- WORK TO DO
Tell how many lines have the string "name" in them, and write nothing besides the number.

- EXTRACTED INFORMATION
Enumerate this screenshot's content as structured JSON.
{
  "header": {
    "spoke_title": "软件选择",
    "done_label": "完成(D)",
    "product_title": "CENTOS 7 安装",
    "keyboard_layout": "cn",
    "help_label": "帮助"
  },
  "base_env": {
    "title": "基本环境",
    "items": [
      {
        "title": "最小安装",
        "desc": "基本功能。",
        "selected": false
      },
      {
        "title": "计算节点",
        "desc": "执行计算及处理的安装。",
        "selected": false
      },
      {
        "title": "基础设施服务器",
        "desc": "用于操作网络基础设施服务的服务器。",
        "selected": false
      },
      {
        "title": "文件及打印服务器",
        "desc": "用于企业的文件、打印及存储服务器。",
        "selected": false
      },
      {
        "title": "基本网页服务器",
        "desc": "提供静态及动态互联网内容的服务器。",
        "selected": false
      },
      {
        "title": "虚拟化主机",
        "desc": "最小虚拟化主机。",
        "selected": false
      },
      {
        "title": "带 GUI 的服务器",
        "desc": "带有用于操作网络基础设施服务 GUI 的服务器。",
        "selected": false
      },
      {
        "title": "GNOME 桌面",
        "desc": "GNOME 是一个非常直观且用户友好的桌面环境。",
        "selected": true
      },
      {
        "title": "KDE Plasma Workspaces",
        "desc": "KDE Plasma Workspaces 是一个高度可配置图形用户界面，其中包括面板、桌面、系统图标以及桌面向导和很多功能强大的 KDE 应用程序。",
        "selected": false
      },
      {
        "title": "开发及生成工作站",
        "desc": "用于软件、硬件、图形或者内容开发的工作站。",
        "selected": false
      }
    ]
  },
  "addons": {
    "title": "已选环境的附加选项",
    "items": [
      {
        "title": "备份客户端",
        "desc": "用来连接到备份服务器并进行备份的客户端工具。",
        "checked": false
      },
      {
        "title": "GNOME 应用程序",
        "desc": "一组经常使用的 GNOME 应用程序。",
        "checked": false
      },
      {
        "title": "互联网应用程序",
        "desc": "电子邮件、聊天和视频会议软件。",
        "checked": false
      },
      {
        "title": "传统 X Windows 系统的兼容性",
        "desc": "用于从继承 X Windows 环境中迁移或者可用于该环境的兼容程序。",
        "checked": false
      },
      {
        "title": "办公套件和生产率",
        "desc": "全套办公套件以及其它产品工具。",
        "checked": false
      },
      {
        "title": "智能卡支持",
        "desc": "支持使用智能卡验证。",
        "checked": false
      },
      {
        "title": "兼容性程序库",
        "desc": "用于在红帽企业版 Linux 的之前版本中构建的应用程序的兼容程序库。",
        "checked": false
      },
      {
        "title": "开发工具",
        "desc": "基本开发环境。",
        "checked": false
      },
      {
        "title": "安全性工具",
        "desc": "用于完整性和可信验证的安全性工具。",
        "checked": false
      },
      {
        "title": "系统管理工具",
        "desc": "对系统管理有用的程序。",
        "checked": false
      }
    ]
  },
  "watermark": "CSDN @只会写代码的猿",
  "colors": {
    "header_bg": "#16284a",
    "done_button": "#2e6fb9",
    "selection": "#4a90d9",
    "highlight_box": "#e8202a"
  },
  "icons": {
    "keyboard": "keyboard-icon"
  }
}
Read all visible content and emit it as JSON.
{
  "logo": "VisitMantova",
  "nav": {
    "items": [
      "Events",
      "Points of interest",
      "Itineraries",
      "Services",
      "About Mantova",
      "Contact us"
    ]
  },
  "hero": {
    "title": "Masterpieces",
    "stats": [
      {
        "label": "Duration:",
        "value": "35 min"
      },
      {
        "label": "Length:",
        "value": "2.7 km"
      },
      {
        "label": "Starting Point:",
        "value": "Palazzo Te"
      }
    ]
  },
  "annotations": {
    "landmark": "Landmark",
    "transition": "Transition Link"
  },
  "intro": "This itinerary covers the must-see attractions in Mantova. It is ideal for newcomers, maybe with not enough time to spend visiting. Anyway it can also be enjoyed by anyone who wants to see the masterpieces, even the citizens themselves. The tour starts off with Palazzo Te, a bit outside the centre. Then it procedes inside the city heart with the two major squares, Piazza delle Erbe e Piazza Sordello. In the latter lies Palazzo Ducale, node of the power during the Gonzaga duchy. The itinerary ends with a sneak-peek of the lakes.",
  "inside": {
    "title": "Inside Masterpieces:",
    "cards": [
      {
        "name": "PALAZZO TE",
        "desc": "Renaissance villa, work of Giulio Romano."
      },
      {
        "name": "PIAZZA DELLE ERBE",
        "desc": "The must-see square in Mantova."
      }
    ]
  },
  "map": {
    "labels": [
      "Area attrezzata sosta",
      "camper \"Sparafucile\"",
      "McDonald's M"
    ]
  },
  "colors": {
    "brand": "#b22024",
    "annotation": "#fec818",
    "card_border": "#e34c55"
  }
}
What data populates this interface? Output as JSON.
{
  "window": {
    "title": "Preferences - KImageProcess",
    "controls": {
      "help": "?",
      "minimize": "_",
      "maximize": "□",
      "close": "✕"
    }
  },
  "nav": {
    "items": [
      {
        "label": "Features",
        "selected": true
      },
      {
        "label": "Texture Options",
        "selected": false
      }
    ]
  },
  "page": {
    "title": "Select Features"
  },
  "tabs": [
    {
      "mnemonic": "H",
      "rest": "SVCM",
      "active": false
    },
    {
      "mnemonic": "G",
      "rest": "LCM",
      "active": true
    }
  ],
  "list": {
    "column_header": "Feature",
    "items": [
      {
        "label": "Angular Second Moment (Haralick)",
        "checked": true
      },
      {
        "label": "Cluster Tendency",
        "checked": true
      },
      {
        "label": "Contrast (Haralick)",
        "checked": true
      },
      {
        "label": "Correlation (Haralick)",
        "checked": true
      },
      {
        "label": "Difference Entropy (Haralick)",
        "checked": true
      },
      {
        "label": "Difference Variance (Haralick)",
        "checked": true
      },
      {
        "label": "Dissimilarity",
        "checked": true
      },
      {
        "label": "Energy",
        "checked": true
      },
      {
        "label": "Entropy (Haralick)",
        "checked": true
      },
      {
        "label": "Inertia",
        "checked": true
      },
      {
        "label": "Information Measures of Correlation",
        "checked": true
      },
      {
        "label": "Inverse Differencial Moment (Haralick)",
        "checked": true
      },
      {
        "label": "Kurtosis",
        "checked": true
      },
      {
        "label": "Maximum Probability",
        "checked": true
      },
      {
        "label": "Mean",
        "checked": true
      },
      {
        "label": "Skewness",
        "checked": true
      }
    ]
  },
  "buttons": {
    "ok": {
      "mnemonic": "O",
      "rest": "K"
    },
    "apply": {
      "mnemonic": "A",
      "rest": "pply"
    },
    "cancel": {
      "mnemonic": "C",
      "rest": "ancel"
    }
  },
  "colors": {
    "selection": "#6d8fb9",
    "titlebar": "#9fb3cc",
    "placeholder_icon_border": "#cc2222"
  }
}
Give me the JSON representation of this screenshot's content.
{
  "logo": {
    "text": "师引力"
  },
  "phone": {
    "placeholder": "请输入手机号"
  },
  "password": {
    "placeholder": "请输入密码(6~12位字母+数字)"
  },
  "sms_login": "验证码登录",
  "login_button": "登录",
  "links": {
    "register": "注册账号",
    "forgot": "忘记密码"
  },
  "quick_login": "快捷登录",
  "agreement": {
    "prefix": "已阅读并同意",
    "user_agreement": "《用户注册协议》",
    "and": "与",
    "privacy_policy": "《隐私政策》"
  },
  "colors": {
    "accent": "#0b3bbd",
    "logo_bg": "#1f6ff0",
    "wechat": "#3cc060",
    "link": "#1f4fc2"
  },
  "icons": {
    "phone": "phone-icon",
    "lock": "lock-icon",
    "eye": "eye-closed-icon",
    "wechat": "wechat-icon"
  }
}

- RESULT FOR THIS TASK
2